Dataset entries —
BEGIN
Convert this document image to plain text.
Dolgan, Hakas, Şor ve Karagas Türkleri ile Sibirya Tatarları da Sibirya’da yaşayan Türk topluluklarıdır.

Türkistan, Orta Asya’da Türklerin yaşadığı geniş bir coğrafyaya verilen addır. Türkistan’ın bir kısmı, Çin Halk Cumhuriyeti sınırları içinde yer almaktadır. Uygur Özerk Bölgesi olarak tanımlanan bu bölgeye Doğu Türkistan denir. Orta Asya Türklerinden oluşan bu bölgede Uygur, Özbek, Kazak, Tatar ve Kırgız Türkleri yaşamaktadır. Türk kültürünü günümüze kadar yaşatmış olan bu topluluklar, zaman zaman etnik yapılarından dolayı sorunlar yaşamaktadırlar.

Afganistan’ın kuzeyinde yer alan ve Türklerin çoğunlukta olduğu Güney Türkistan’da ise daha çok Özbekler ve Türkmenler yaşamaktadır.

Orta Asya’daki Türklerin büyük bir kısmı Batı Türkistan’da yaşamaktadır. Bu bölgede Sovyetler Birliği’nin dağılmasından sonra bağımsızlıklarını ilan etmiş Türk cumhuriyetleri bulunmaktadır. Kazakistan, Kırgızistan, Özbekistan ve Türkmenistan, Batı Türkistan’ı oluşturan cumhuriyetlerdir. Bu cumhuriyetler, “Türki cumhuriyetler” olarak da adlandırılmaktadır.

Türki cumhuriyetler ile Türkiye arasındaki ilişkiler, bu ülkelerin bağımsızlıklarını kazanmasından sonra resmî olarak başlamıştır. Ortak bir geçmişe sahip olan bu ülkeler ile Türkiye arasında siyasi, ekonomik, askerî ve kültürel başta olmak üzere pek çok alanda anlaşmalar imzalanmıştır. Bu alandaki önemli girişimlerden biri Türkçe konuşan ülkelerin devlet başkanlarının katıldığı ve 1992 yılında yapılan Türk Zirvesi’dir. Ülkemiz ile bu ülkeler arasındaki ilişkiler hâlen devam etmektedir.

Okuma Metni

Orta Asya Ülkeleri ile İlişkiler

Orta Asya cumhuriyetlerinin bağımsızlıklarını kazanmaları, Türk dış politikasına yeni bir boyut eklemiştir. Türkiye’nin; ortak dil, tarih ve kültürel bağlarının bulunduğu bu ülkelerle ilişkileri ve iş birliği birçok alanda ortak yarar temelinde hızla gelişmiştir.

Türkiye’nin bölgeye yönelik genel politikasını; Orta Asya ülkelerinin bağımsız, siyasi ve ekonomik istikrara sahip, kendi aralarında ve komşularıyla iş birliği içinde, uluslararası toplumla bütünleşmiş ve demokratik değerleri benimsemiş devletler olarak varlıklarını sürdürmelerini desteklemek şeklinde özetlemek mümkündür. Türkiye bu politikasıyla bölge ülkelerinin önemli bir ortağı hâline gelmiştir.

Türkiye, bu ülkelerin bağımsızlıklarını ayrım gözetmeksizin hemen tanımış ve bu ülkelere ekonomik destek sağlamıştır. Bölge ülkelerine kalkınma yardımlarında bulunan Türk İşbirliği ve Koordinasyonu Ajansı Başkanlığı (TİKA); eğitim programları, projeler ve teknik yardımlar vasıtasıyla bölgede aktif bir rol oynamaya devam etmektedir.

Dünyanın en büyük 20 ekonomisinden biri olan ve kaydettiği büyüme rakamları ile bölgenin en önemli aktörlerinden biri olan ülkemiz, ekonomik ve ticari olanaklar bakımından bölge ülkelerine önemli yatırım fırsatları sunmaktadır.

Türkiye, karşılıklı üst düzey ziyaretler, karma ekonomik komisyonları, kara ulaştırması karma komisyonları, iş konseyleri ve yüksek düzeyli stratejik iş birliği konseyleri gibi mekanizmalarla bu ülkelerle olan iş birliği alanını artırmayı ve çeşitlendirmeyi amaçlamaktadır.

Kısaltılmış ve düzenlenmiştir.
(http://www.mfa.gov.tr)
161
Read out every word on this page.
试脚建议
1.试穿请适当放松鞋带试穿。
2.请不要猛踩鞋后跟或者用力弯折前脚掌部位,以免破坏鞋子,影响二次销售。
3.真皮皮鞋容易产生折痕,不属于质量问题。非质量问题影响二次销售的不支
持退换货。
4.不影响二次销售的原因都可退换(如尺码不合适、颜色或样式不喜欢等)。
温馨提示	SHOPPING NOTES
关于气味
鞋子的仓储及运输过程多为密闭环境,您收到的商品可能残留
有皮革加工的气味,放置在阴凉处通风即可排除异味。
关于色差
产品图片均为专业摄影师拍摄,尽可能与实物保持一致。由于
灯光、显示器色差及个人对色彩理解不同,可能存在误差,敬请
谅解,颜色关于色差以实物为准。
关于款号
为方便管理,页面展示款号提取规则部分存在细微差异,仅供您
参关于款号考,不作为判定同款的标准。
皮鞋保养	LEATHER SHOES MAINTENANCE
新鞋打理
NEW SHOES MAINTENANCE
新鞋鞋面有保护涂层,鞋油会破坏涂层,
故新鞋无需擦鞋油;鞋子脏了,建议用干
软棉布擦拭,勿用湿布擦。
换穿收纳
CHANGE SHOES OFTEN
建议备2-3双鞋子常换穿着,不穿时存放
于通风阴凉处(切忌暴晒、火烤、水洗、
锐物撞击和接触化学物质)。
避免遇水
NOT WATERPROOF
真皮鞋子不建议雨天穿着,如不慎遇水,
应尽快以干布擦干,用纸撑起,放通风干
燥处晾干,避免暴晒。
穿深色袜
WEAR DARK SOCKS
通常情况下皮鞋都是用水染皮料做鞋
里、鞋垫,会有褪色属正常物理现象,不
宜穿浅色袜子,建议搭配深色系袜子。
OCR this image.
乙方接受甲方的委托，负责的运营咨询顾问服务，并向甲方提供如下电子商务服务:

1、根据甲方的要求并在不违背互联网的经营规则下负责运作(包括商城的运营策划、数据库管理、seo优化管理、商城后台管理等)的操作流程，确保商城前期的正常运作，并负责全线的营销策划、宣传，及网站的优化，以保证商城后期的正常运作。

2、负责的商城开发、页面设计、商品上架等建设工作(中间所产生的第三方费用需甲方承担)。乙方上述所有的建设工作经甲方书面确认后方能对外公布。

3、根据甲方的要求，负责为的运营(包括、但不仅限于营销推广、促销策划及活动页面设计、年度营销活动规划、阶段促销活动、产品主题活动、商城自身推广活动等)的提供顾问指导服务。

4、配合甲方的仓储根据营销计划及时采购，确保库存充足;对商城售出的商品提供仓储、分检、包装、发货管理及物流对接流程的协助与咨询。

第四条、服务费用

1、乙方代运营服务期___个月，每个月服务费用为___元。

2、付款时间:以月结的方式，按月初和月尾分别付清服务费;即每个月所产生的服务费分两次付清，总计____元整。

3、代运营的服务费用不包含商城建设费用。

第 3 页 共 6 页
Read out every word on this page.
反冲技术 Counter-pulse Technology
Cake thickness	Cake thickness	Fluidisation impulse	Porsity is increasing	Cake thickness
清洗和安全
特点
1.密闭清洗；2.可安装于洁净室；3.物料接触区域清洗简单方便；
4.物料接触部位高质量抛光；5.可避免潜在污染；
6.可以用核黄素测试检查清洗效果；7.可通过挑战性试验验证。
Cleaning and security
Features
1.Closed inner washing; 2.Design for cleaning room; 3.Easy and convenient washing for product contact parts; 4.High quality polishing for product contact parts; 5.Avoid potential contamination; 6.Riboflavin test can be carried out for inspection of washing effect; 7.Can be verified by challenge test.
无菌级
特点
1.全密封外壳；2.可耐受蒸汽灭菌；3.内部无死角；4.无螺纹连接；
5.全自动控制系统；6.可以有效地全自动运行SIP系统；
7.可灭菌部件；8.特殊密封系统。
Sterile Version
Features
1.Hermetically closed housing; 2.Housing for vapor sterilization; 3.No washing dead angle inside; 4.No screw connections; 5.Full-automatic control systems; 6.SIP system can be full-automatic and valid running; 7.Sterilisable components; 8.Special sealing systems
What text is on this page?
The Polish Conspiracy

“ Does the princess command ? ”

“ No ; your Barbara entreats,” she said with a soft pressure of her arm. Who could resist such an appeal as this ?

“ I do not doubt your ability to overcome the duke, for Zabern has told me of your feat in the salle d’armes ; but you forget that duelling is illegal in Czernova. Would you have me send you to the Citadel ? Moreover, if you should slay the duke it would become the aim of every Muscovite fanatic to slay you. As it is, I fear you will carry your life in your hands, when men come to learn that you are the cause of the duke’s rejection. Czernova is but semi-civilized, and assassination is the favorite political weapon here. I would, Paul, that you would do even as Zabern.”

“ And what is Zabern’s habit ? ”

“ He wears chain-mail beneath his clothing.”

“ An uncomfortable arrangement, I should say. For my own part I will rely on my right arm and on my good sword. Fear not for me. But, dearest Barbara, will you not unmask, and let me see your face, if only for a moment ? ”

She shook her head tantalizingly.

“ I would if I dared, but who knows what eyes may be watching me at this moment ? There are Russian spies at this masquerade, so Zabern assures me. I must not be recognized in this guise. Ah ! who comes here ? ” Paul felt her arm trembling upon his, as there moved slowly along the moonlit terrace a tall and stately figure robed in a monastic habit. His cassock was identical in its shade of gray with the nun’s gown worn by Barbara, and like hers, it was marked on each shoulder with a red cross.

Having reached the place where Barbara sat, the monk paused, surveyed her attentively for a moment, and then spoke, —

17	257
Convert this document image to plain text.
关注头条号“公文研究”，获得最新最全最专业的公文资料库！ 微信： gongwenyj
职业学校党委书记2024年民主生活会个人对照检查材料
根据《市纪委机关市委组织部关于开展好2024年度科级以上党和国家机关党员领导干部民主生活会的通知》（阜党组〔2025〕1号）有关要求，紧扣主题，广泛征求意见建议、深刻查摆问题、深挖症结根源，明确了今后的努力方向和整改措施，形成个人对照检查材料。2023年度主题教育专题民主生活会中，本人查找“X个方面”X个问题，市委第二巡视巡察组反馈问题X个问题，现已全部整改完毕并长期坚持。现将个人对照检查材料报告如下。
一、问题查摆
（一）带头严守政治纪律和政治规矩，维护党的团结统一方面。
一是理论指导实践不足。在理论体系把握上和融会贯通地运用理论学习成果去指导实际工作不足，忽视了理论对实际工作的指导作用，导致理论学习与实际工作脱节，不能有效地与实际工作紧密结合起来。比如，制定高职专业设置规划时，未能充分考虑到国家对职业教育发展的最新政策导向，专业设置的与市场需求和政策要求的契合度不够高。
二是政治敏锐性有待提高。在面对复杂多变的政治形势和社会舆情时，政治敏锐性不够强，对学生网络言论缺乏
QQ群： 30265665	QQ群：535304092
END
Your objective —
Check each line of the entries above for the word "SHOES". List the ones that have it.

Problem solution —
皮鞋保养	LEATHER SHOES MAINTENANCE
NEW SHOES MAINTENANCE
CHANGE SHOES OFTEN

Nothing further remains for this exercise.